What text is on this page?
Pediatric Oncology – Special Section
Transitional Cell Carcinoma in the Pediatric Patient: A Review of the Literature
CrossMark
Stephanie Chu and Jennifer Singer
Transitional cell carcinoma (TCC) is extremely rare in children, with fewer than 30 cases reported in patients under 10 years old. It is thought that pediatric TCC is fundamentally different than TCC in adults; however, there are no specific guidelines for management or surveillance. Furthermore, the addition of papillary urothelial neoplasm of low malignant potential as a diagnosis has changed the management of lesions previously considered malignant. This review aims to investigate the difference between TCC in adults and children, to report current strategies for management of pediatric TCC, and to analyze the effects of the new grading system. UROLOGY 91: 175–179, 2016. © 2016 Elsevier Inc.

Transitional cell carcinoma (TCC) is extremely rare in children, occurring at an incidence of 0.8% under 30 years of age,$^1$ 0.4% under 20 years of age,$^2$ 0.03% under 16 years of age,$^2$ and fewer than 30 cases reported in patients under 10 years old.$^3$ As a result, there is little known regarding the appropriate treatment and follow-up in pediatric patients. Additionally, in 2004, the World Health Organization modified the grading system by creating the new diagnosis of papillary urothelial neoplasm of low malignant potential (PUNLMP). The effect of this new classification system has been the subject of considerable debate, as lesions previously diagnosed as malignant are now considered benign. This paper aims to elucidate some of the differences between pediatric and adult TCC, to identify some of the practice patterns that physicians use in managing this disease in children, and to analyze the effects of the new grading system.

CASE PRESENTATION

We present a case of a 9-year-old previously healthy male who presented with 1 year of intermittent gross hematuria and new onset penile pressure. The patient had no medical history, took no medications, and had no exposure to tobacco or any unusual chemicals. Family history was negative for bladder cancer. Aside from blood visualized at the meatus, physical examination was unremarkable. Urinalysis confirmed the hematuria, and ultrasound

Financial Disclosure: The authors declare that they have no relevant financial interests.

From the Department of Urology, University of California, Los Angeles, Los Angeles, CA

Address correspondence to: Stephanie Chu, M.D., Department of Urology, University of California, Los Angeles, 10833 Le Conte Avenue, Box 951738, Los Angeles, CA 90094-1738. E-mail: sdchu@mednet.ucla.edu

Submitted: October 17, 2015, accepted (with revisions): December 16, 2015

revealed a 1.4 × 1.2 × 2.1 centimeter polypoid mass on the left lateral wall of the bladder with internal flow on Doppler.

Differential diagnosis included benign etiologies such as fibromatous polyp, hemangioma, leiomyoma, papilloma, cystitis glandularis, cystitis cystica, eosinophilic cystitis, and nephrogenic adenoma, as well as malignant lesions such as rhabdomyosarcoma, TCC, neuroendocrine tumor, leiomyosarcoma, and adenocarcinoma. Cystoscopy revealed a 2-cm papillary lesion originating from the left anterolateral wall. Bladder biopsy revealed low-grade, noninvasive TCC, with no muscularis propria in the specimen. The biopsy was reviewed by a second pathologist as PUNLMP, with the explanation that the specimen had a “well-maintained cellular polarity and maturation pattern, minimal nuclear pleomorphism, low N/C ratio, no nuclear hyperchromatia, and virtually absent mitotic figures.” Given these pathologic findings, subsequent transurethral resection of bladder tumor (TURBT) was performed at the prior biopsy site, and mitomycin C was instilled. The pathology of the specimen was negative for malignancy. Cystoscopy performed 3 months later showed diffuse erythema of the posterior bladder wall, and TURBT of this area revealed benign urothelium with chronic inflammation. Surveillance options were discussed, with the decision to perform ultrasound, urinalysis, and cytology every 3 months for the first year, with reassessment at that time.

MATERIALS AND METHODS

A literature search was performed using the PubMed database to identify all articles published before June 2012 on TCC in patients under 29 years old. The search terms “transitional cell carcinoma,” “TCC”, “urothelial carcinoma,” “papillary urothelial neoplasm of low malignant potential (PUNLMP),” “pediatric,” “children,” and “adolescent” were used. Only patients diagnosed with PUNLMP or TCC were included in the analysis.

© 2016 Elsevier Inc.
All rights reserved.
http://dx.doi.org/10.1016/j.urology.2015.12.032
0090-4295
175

* * *

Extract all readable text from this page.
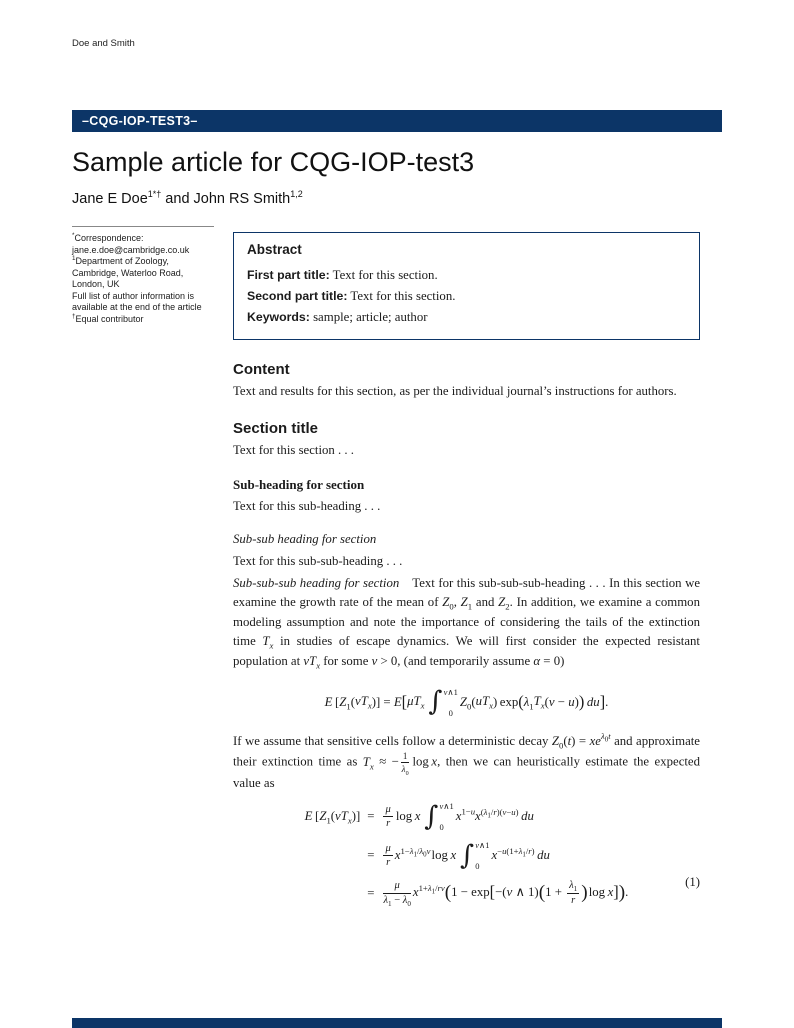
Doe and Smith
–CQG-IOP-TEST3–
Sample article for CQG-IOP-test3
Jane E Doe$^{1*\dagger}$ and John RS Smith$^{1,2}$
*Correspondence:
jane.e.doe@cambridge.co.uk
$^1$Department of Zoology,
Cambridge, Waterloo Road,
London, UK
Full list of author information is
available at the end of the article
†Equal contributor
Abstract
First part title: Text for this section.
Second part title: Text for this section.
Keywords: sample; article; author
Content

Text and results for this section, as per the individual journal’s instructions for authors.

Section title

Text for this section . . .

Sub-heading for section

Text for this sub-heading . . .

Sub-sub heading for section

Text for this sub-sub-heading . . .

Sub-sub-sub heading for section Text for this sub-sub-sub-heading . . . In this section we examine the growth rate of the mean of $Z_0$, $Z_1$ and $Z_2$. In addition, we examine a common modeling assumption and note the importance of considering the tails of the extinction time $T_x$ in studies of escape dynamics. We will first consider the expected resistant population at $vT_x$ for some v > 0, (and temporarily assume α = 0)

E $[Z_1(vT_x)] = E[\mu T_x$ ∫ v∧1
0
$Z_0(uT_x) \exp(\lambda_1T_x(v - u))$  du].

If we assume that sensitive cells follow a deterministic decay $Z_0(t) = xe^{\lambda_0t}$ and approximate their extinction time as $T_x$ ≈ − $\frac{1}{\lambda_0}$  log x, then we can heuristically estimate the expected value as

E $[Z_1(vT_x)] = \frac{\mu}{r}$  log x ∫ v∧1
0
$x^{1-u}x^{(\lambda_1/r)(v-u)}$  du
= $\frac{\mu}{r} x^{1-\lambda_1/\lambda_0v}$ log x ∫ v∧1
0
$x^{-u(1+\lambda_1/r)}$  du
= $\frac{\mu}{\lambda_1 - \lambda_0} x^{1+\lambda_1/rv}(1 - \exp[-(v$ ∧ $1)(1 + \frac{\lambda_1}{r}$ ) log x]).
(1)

■ THE TASK
Filter the data above down to lines with the word "Stephanie", and copy them.

■ ANSWER SECTION
Stephanie Chu and Jennifer Singer
Address correspondence to: Stephanie Chu, M.D., Department of Urology, University of California, Los Angeles, 10833 Le Conte Avenue, Box 951738, Los Angeles, CA 90094-1738. E-mail: sdchu@mednet.ucla.edu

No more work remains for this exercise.